• **GIVEN DATA**
============================================================

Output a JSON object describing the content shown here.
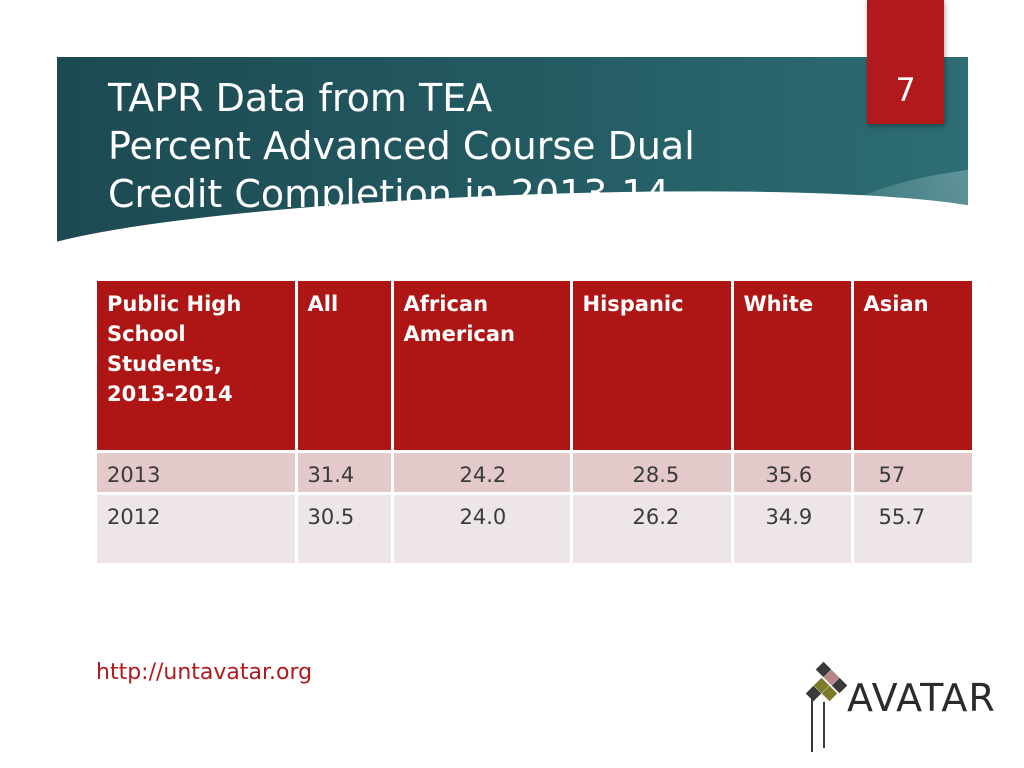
{
  "slide": {
    "page_number": "7",
    "title_lines": [
      "TAPR Data from TEA",
      "Percent Advanced Course Dual",
      "Credit Completion in 2013-14"
    ]
  },
  "table": {
    "headers": [
      "Public High School Students, 2013-2014",
      "All",
      "African American",
      "Hispanic",
      "White",
      "Asian"
    ],
    "rows": [
      [
        "2013",
        "31.4",
        "24.2",
        "28.5",
        "35.6",
        "57"
      ],
      [
        "2012",
        "30.5",
        "24.0",
        "26.2",
        "34.9",
        "55.7"
      ]
    ]
  },
  "footer": {
    "url": "http://untavatar.org",
    "logo_text": "AVATAR"
  },
  "colors": {
    "accent_red": "#b1191c",
    "title_teal": "#225860",
    "row_alt": "#e3c9ca",
    "row_light": "#eee5e6",
    "logo_olive": "#7d7a2c",
    "logo_dark": "#3a3a3a",
    "logo_mauve": "#b9838a"
  }
}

============================================================

• **WRITTEN TASK**
Without the pictures, repeat the listing above exactly.

• **SOLUTION TO THIS EXERCISE**
Output a JSON object describing the content shown here.
{
  "slide": {
    "page_number": "7",
    "title_lines": [
      "TAPR Data from TEA",
      "Percent Advanced Course Dual",
      "Credit Completion in 2013-14"
    ]
  },
  "table": {
    "headers": [
      "Public High School Students, 2013-2014",
      "All",
      "African American",
      "Hispanic",
      "White",
      "Asian"
    ],
    "rows": [
      [
        "2013",
        "31.4",
        "24.2",
        "28.5",
        "35.6",
        "57"
      ],
      [
        "2012",
        "30.5",
        "24.0",
        "26.2",
        "34.9",
        "55.7"
      ]
    ]
  },
  "footer": {
    "url": "http://untavatar.org",
    "logo_text": "AVATAR"
  },
  "colors": {
    "accent_red": "#b1191c",
    "title_teal": "#225860",
    "row_alt": "#e3c9ca",
    "row_light": "#eee5e6",
    "logo_olive": "#7d7a2c",
    "logo_dark": "#3a3a3a",
    "logo_mauve": "#b9838a"
  }
}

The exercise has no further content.